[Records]

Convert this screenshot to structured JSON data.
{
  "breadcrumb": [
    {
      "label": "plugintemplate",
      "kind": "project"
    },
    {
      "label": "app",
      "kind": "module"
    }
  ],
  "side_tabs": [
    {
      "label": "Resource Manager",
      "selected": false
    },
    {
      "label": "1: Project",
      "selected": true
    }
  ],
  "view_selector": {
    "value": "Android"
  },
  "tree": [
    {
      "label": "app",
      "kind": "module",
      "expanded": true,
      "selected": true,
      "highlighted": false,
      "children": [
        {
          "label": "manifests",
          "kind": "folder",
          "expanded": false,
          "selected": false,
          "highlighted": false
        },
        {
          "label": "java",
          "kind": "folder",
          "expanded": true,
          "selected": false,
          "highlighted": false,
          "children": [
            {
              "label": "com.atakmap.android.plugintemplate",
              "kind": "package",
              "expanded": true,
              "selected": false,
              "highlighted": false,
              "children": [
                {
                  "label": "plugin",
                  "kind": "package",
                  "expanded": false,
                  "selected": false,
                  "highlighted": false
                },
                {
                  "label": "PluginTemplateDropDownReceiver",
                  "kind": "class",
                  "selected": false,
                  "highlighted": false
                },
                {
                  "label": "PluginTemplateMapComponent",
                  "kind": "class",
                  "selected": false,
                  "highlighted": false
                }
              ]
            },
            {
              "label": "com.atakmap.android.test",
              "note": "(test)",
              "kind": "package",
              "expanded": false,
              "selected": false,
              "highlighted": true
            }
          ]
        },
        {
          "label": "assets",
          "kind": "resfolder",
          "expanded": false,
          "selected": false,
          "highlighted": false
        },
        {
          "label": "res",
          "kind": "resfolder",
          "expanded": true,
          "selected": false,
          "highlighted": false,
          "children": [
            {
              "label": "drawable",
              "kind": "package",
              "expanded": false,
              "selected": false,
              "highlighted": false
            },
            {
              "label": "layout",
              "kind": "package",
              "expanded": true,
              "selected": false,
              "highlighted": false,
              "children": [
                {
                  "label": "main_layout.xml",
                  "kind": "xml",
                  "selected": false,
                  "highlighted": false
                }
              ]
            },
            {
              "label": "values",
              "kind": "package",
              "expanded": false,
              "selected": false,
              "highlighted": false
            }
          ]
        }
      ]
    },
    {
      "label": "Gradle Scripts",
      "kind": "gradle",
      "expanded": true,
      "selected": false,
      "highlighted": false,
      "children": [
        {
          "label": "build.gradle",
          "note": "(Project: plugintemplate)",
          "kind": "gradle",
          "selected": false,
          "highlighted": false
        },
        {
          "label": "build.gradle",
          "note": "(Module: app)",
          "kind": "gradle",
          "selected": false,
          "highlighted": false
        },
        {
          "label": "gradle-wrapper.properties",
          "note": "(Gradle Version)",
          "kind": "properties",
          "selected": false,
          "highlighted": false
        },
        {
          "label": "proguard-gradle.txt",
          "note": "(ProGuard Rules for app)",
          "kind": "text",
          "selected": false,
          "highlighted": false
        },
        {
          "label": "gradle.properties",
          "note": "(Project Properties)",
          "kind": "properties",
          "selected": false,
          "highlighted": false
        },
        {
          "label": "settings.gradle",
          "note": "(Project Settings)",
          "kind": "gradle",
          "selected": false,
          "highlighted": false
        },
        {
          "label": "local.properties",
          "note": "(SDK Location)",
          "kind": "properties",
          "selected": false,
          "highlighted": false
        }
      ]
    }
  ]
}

* **Problem to work on**
Using the records above, list each line that includes "atakmap".

* **Response below**
              "label": "com.atakmap.android.plugintemplate",
              "label": "com.atakmap.android.test",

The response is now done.